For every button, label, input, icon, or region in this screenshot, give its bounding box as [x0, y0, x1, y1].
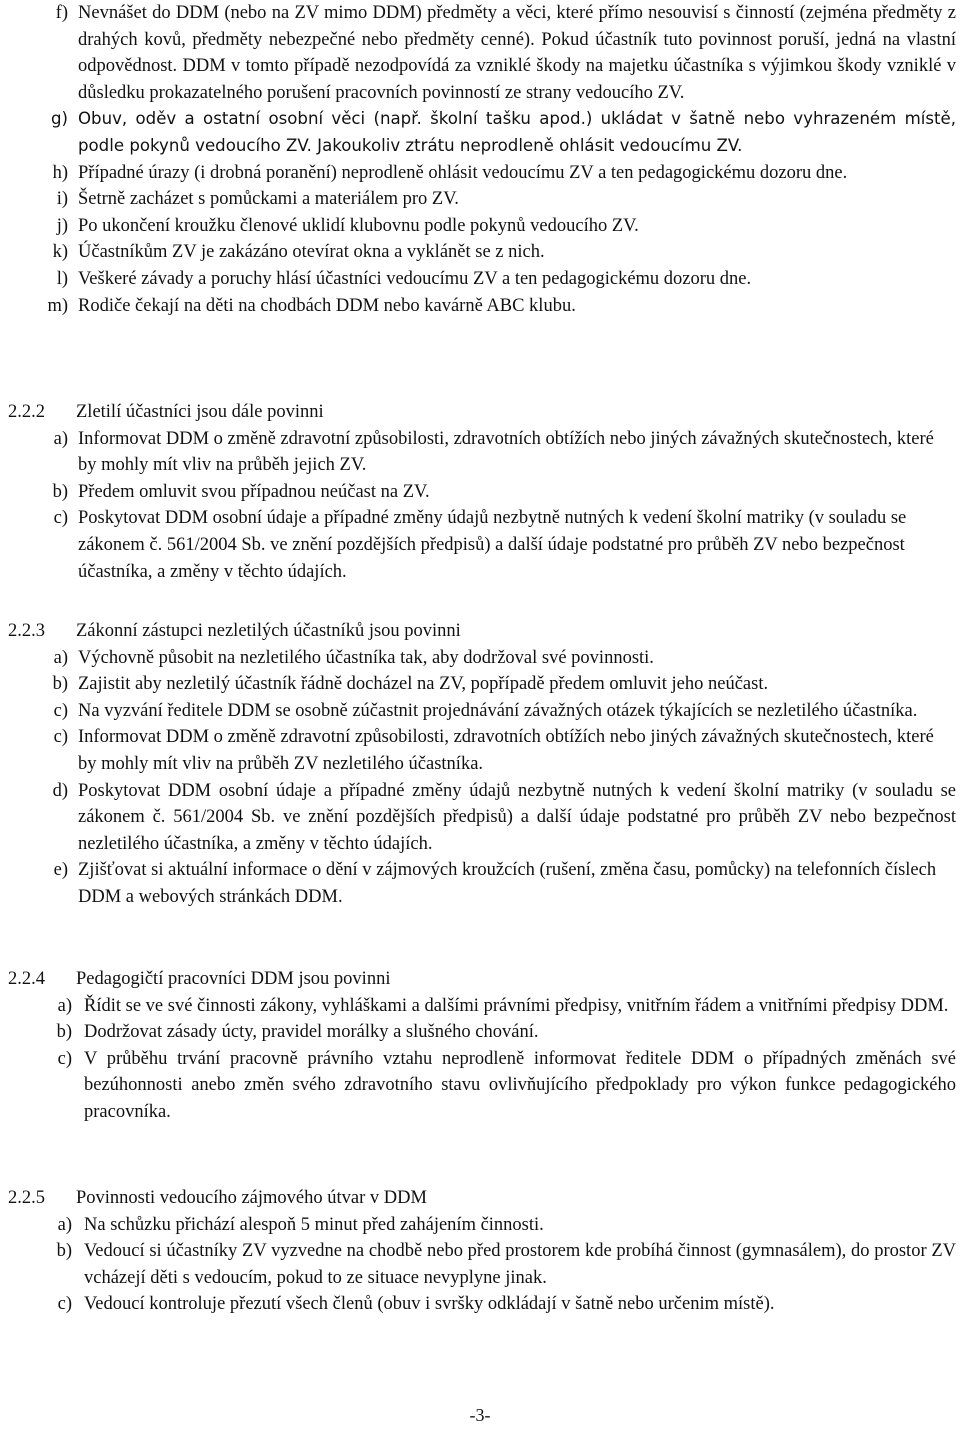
item-text: Vedoucí si účastníky ZV vyzvedne na chodbě nebo před prostorem kde probíhá činnost (gymnasálem), do prostor ZV vcházejí děti s vedoucím, pokud to ze situace nevyplyne jinak.: [84, 1241, 956, 1288]
item-text: Veškeré závady a poruchy hlásí účastníci vedoucímu ZV a ten pedagogickému dozoru dne.: [78, 268, 752, 289]
item-marker: f): [55, 3, 68, 23]
list-item: [8, 724, 956, 777]
item-text: V průběhu trvání pracovně právního vztahu neprodleně informovat ředitele DDM o případných změnách své bezúhonnosti anebo změn svého zdravotního stavu ovlivňujícího předpoklady pro výkon funkce pedagogického pracovníka.: [84, 1048, 956, 1122]
item-marker: k): [52, 242, 68, 263]
item-marker: a): [53, 428, 68, 449]
item-text: Výchovně působit na nezletilého účastníka tak, aby dodržoval své povinnosti.: [78, 647, 654, 668]
item-text: Dodržovat zásady úcty, pravidel morálky a slušného chování.: [84, 1022, 539, 1043]
rules-list-continued: [8, 0, 956, 319]
item-text: Účastníkům ZV je zakázáno otevírat okna a vyklánět se z nich.: [78, 242, 545, 263]
item-marker: h): [52, 162, 68, 183]
section-number: 2.2.4: [8, 969, 45, 989]
list-item: [8, 213, 956, 240]
item-text: Informovat DDM o změně zdravotní způsobilosti, zdravotních obtížích nebo jiných závažných skutečnostech, které by mohly mít vliv na průběh jejich ZV.: [78, 428, 934, 476]
section-heading: [8, 966, 956, 993]
list-item: [8, 479, 956, 506]
item-marker: c): [53, 700, 68, 721]
item-text: Na vyzvání ředitele DDM se osobně zúčastnit projednávání závažných otázek týkajících se nezletilého účastníka.: [78, 700, 918, 721]
section-2-2-4: [8, 966, 956, 1126]
item-text: Informovat DDM o změně zdravotní způsobilosti, zdravotních obtížích nebo jiných závažných skutečnostech, které by mohly mít vliv na průběh ZV nezletilého účastníka.: [78, 727, 934, 774]
item-marker: m): [47, 295, 68, 316]
item-text: Případné úrazy (i drobná poranění) neprodleně ohlásit vedoucímu ZV a ten pedagogickému dozoru dne.: [78, 162, 848, 183]
item-marker: c): [57, 1294, 72, 1315]
section-heading: [8, 1185, 956, 1212]
section-title: Zákonní zástupci nezletilých účastníků jsou povinni: [76, 621, 461, 641]
section-number: 2.2.2: [8, 402, 45, 422]
list-item: [8, 266, 956, 293]
list-item: [8, 698, 956, 725]
list-item: [8, 1046, 956, 1126]
item-text: Obuv, oděv a ostatní osobní věci (např. školní tašku apod.) ukládat v šatně nebo vyhrazeném místě, podle pokynů vedoucího ZV. Jakoukoliv ztrátu neprodleně ohlásit vedoucímu ZV.: [78, 109, 956, 155]
list-item: [8, 106, 956, 159]
item-marker: i): [56, 189, 68, 210]
item-text: Po ukončení kroužku členové uklidí klubovnu podle pokynů vedoucího ZV.: [78, 215, 639, 236]
item-marker: g): [50, 109, 68, 129]
item-marker: a): [57, 1214, 72, 1235]
list-item: [8, 671, 956, 698]
section-2-2-2: [8, 399, 956, 585]
item-text: Vedoucí kontroluje přezutí všech členů (obuv i svršky odkládají v šatně nebo určenim místě).: [84, 1294, 775, 1315]
list-item: [8, 505, 956, 585]
list-item: [8, 186, 956, 213]
item-marker: j): [56, 215, 68, 236]
list-item: [8, 426, 956, 479]
section-number: 2.2.3: [8, 621, 45, 641]
item-text: Nevnášet do DDM (nebo na ZV mimo DDM) předměty a věci, které přímo nesouvisí s činností (zejména předměty z drahých kovů, předměty nebezpečné nebo předměty cenné). Pokud účastník tuto povinnost poruší, jedná na vlastní odpovědnost. DDM v tomto případě nezodpovídá za vzniklé škody na majetku účastníka s výjimkou škody vzniklé v důsledku prokazatelného porušení pracovních povinností ze strany vedoucího ZV.: [78, 3, 956, 103]
item-marker: b): [52, 481, 68, 502]
list-item: [8, 160, 956, 187]
section-heading: [8, 399, 956, 426]
item-marker: e): [53, 860, 68, 881]
section-heading: [8, 618, 956, 645]
list-item: [8, 293, 956, 320]
list-item: [8, 778, 956, 858]
item-text: Rodiče čekají na děti na chodbách DDM nebo kavárně ABC klubu.: [78, 295, 576, 316]
item-marker: c): [53, 508, 68, 529]
item-marker: b): [56, 1241, 72, 1262]
item-marker: b): [52, 674, 68, 695]
item-marker: l): [56, 268, 68, 289]
list-item: [8, 1019, 956, 1046]
list-item: [8, 1212, 956, 1239]
page-number: -3-: [469, 1405, 491, 1425]
item-text: Zajistit aby nezletilý účastník řádně docházel na ZV, popřípadě předem omluvit jeho neúčast.: [78, 674, 769, 695]
section-2-2-3: [8, 618, 956, 911]
item-marker: c): [53, 727, 68, 748]
list-item: [8, 0, 956, 106]
list-item: [8, 239, 956, 266]
item-text: Šetrně zacházet s pomůckami a materiálem pro ZV.: [78, 189, 459, 210]
item-text: Předem omluvit svou případnou neúčast na ZV.: [78, 481, 430, 502]
section-number: 2.2.5: [8, 1188, 45, 1208]
list-item: [8, 993, 956, 1020]
section-2-2-5: [8, 1185, 956, 1318]
item-text: Poskytovat DDM osobní údaje a případné změny údajů nezbytně nutných k vedení školní matriky (v souladu se zákonem č. 561/2004 Sb. ve znění pozdějších předpisů) a další údaje podstatné pro průběh ZV nebo bezpečnost nezletilého účastníka, a změny v těchto údajích.: [78, 780, 956, 854]
section-title: Pedagogičtí pracovníci DDM jsou povinni: [76, 969, 391, 989]
section-title: Povinnosti vedoucího zájmového útvar v DDM: [76, 1188, 427, 1208]
item-marker: d): [52, 780, 68, 801]
item-text: Poskytovat DDM osobní údaje a případné změny údajů nezbytně nutných k vedení školní matriky (v souladu se zákonem č. 561/2004 Sb. ve znění pozdějších předpisů) a další údaje podstatné pro průběh ZV nebo bezpečnost účastníka, a změny v těchto údajích.: [78, 508, 907, 582]
item-marker: b): [56, 1022, 72, 1043]
list-item: [8, 645, 956, 672]
list-item: [8, 1291, 956, 1318]
section-title: Zletilí účastníci jsou dále povinni: [76, 402, 324, 422]
item-marker: c): [57, 1048, 72, 1069]
list-item: [8, 857, 956, 910]
item-marker: a): [53, 647, 68, 668]
item-text: Zjišťovat si aktuální informace o dění v zájmových kroužcích (rušení, změna času, pomůcky) na telefonních číslech DDM a webových stránkách DDM.: [78, 860, 937, 907]
item-marker: a): [57, 995, 72, 1016]
item-text: Na schůzku přichází alespoň 5 minut před zahájením činnosti.: [84, 1214, 544, 1235]
list-item: [8, 1238, 956, 1291]
item-text: Řídit se ve své činnosti zákony, vyhláškami a dalšími právními předpisy, vnitřním řádem a vnitřními předpisy DDM.: [84, 995, 949, 1016]
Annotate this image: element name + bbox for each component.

################

> _EXERCISE OBJECTIVE_:
Update the records from the line containing "item-text: Vedoucí si" through the line containing "item-marker: c): [53, 700, 68, 721]" by replacing "ředitele DDM" with "vedoucího DDM", keeping everything else identical. Return only those lines.

> _THE SOLUTION_:
item-text: Vedoucí si účastníky ZV vyzvedne na chodbě nebo před prostorem kde probíhá činnost (gymnasálem), do prostor ZV vcházejí děti s vedoucím, pokud to ze situace nevyplyne jinak.: [84, 1241, 956, 1288]
item-text: Veškeré závady a poruchy hlásí účastníci vedoucímu ZV a ten pedagogickému dozoru dne.: [78, 268, 752, 289]
item-marker: f): [55, 3, 68, 23]
list-item: [8, 724, 956, 777]
item-text: V průběhu trvání pracovně právního vztahu neprodleně informovat vedoucího DDM o případných změnách své bezúhonnosti anebo změn svého zdravotního stavu ovlivňujícího předpoklady pro výkon funkce pedagogického pracovníka.: [84, 1048, 956, 1122]
item-marker: k): [52, 242, 68, 263]
item-marker: a): [53, 428, 68, 449]
item-text: Výchovně působit na nezletilého účastníka tak, aby dodržoval své povinnosti.: [78, 647, 654, 668]
item-text: Dodržovat zásady úcty, pravidel morálky a slušného chování.: [84, 1022, 539, 1043]
rules-list-continued: [8, 0, 956, 319]
item-text: Účastníkům ZV je zakázáno otevírat okna a vyklánět se z nich.: [78, 242, 545, 263]
item-marker: h): [52, 162, 68, 183]
section-number: 2.2.4: [8, 969, 45, 989]
list-item: [8, 213, 956, 240]
item-text: Informovat DDM o změně zdravotní způsobilosti, zdravotních obtížích nebo jiných závažných skutečnostech, které by mohly mít vliv na průběh jejich ZV.: [78, 428, 934, 476]
section-heading: [8, 966, 956, 993]
list-item: [8, 479, 956, 506]
item-marker: c): [53, 700, 68, 721]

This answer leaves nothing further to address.